#### [Problem description]
Copy word for word the part of the records that starts with the line containing "Patent image size: (466, 375)." and ends with the line containing "The slot 14a is at (281, 249).", including both of those lines.

#### [Materials provided]
====

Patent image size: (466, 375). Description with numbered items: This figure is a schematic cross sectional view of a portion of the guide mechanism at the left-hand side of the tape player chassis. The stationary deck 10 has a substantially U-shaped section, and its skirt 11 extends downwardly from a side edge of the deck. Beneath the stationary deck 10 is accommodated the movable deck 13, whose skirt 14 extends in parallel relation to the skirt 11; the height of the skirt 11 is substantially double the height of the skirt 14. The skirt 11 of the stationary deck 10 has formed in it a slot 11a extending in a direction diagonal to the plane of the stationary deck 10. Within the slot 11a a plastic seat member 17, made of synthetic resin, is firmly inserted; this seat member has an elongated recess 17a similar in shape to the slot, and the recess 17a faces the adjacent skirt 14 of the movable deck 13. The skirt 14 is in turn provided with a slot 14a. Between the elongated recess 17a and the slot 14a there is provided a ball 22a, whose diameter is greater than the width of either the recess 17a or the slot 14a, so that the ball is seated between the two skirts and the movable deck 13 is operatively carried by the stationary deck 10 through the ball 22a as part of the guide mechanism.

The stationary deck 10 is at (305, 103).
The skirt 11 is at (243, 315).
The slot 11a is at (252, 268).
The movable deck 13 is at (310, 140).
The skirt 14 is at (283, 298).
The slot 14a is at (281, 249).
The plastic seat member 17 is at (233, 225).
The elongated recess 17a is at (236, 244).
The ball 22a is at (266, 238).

====

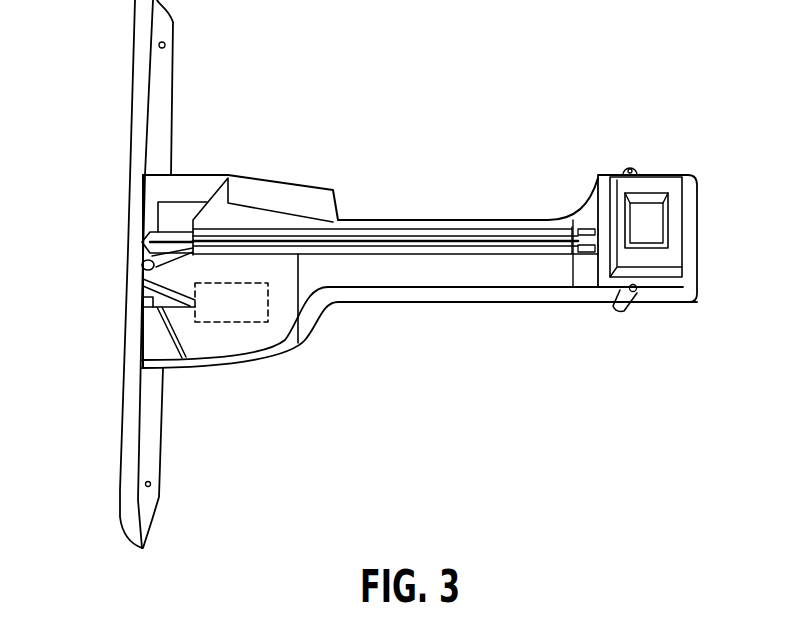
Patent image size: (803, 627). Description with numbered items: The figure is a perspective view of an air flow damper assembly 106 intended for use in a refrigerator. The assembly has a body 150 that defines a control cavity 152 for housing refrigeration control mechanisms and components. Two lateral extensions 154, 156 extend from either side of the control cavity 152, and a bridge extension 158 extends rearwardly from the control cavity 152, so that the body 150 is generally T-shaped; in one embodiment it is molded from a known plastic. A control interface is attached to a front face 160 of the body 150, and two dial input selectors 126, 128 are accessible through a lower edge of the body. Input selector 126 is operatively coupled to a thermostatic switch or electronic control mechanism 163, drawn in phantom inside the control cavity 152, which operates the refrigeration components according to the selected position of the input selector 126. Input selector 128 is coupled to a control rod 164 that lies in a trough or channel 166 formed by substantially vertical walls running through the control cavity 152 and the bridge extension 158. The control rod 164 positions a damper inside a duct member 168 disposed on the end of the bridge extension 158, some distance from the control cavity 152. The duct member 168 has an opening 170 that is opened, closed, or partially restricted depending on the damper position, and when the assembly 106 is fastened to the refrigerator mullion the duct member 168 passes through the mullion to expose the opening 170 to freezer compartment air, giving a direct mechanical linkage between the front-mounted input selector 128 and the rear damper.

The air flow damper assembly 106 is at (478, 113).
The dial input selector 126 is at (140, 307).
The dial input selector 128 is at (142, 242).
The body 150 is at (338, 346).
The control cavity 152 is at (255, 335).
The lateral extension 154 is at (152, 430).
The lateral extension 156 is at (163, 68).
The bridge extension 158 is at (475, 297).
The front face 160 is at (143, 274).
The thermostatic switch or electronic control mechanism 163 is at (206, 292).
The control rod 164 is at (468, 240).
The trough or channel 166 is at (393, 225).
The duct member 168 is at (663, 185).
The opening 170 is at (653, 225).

====

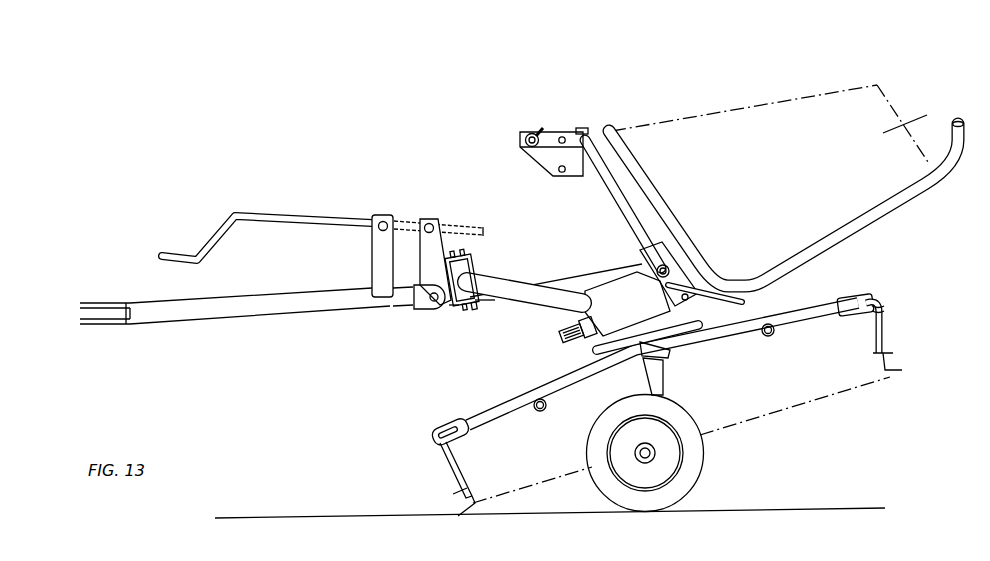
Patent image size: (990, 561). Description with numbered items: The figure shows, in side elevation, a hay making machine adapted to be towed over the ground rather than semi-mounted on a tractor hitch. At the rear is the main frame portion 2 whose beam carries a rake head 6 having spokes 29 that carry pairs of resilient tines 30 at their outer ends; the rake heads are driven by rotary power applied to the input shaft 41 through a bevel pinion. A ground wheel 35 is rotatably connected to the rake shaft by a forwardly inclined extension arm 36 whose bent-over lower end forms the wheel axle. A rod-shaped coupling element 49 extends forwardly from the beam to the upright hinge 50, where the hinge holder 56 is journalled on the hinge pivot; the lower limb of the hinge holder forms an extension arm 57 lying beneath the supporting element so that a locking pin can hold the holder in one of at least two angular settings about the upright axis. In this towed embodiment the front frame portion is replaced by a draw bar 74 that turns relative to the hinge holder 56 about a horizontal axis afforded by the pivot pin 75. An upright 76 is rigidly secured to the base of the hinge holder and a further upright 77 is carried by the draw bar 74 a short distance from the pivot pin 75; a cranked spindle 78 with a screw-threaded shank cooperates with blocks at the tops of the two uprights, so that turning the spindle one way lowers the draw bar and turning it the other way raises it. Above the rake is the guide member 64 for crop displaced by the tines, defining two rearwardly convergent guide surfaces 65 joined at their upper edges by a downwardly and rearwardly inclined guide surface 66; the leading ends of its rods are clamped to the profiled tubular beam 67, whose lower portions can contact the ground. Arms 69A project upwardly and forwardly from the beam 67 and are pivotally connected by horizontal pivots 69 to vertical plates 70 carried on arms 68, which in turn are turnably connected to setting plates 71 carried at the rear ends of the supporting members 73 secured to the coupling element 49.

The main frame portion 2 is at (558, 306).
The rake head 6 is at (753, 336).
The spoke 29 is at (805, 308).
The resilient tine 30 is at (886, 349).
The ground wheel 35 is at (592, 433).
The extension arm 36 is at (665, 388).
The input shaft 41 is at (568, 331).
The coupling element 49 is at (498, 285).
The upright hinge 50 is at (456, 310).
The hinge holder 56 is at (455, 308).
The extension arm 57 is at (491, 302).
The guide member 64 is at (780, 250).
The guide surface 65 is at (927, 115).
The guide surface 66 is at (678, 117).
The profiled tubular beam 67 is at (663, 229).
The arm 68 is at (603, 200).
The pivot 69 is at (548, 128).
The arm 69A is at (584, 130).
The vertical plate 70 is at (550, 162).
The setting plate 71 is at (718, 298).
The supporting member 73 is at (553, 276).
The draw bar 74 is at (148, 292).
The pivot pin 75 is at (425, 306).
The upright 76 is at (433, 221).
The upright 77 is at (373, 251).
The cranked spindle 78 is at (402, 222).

====

#### [Full solution]
Patent image size: (466, 375). Description with numbered items: This figure is a schematic cross sectional view of a portion of the guide mechanism at the left-hand side of the tape player chassis. The stationary deck 10 has a substantially U-shaped section, and its skirt 11 extends downwardly from a side edge of the deck. Beneath the stationary deck 10 is accommodated the movable deck 13, whose skirt 14 extends in parallel relation to the skirt 11; the height of the skirt 11 is substantially double the height of the skirt 14. The skirt 11 of the stationary deck 10 has formed in it a slot 11a extending in a direction diagonal to the plane of the stationary deck 10. Within the slot 11a a plastic seat member 17, made of synthetic resin, is firmly inserted; this seat member has an elongated recess 17a similar in shape to the slot, and the recess 17a faces the adjacent skirt 14 of the movable deck 13. The skirt 14 is in turn provided with a slot 14a. Between the elongated recess 17a and the slot 14a there is provided a ball 22a, whose diameter is greater than the width of either the recess 17a or the slot 14a, so that the ball is seated between the two skirts and the movable deck 13 is operatively carried by the stationary deck 10 through the ball 22a as part of the guide mechanism.

The stationary deck 10 is at (305, 103).
The skirt 11 is at (243, 315).
The slot 11a is at (252, 268).
The movable deck 13 is at (310, 140).
The skirt 14 is at (283, 298).
The slot 14a is at (281, 249).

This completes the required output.